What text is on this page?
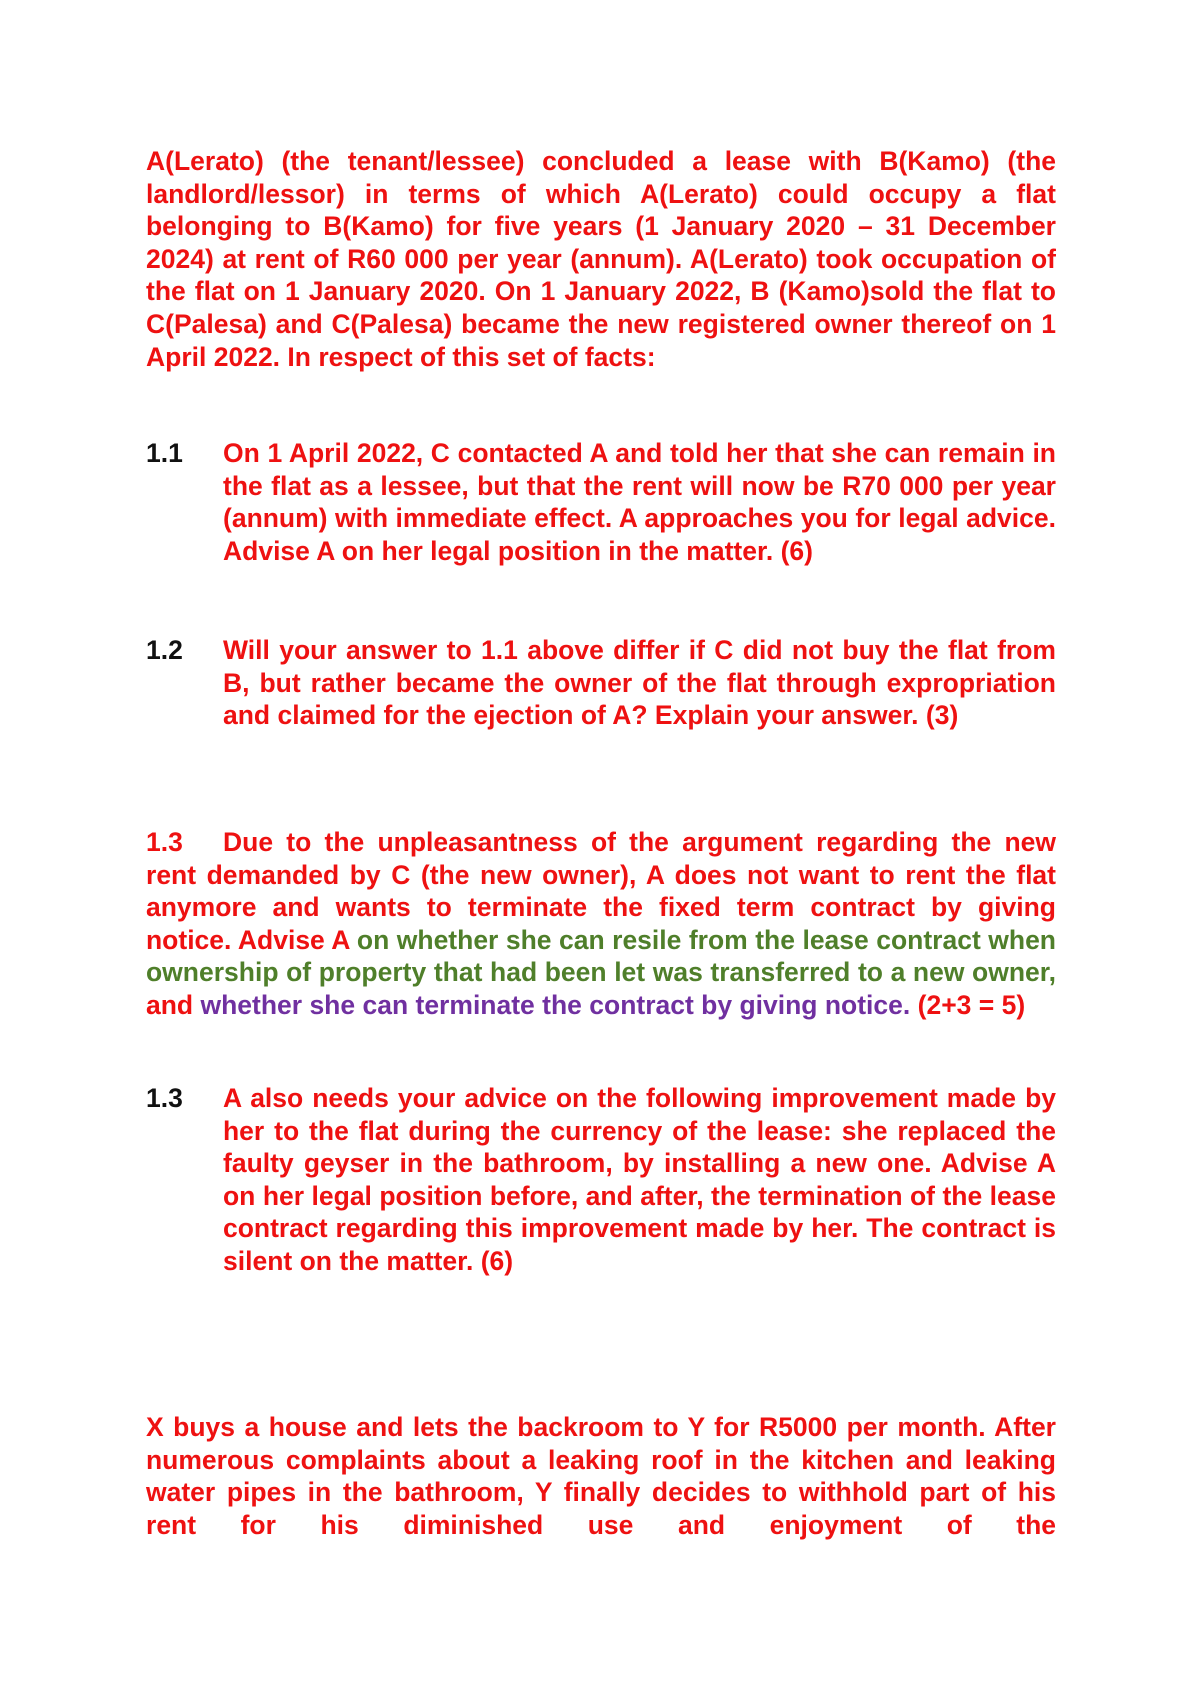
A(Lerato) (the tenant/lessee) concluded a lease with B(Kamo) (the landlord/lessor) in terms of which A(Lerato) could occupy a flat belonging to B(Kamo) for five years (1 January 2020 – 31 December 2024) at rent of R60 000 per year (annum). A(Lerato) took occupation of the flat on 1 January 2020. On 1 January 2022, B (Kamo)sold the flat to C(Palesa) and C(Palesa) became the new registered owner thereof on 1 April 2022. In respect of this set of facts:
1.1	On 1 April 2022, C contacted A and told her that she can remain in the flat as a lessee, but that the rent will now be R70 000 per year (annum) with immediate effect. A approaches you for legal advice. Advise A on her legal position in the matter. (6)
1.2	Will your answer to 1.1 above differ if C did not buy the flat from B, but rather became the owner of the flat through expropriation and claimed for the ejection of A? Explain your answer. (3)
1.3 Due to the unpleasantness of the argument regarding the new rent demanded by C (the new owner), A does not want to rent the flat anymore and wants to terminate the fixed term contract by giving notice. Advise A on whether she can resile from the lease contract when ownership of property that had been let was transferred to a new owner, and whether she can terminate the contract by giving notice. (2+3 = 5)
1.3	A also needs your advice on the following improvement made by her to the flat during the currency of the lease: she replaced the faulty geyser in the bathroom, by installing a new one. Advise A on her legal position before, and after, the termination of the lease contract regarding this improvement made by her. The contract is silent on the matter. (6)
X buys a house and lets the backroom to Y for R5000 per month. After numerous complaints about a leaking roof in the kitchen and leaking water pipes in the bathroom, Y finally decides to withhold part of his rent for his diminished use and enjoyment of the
★ ★ ★ ★ ★
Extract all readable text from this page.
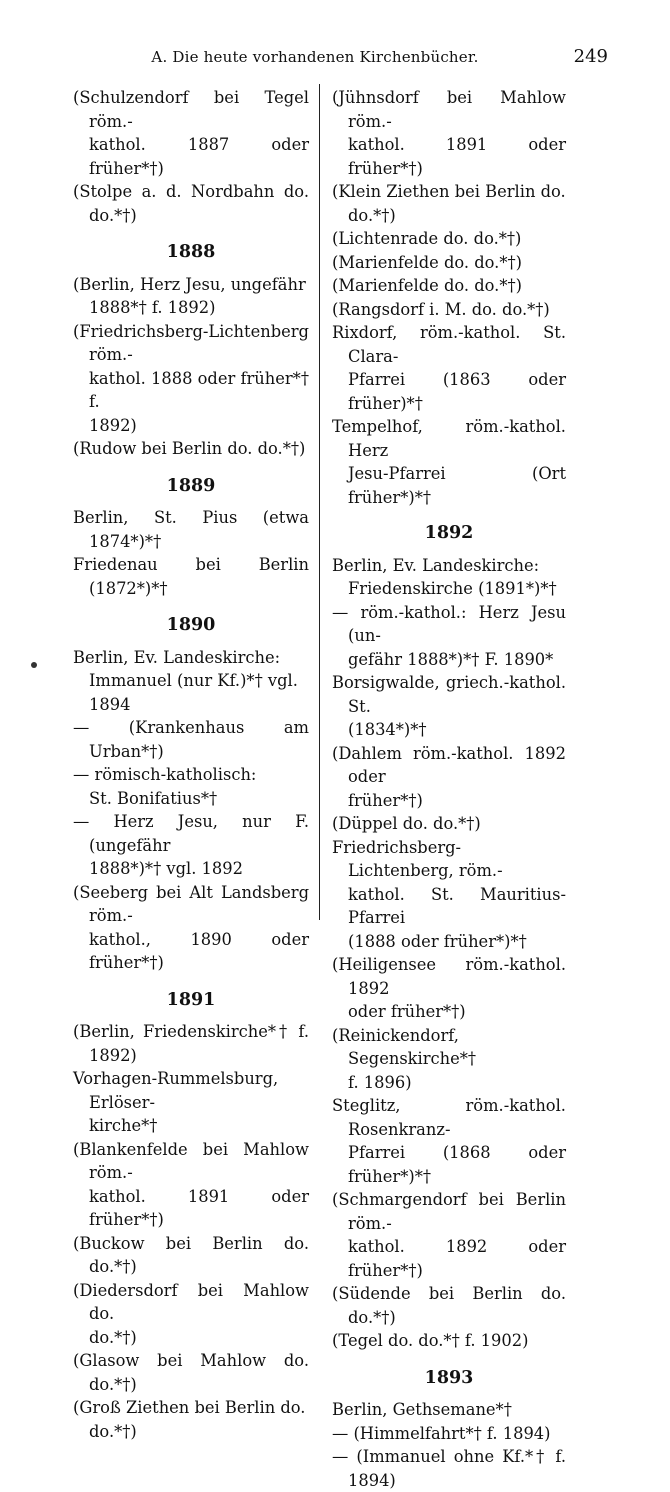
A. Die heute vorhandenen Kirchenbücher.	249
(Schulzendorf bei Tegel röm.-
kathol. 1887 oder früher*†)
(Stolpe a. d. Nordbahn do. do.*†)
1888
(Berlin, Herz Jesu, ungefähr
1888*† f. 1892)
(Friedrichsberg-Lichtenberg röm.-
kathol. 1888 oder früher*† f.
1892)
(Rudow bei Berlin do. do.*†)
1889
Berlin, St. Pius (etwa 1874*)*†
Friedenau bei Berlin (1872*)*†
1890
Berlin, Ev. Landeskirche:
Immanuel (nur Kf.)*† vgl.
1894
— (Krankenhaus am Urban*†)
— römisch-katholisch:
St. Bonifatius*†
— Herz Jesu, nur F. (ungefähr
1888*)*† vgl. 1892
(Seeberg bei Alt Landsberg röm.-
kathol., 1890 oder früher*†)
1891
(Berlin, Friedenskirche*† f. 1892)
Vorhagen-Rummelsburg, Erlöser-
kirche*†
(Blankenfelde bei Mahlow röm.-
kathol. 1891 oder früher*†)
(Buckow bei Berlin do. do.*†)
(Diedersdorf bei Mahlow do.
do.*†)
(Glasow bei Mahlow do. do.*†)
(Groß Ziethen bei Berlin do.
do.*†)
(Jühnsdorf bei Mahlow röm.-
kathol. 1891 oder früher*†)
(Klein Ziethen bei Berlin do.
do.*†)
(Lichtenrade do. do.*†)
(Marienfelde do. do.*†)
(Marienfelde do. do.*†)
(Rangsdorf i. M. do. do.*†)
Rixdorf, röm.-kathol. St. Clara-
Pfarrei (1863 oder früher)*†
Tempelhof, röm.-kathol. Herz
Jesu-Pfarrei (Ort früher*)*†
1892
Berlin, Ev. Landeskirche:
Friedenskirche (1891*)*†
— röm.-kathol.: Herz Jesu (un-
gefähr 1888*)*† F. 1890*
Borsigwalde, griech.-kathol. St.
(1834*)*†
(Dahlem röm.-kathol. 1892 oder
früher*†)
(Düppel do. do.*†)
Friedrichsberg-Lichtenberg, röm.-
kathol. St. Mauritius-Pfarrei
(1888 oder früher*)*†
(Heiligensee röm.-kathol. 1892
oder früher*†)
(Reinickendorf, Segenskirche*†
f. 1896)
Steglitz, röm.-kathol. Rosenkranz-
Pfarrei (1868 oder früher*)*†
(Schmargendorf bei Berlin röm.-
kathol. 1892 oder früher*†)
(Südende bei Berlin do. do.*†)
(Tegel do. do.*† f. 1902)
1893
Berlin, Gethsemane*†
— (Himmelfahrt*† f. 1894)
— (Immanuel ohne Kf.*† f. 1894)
★ ★ ★ ★ ★
Task statement. Across the data, tally the lines containing "Friedenskirche" and give back the number alone.

Result. 2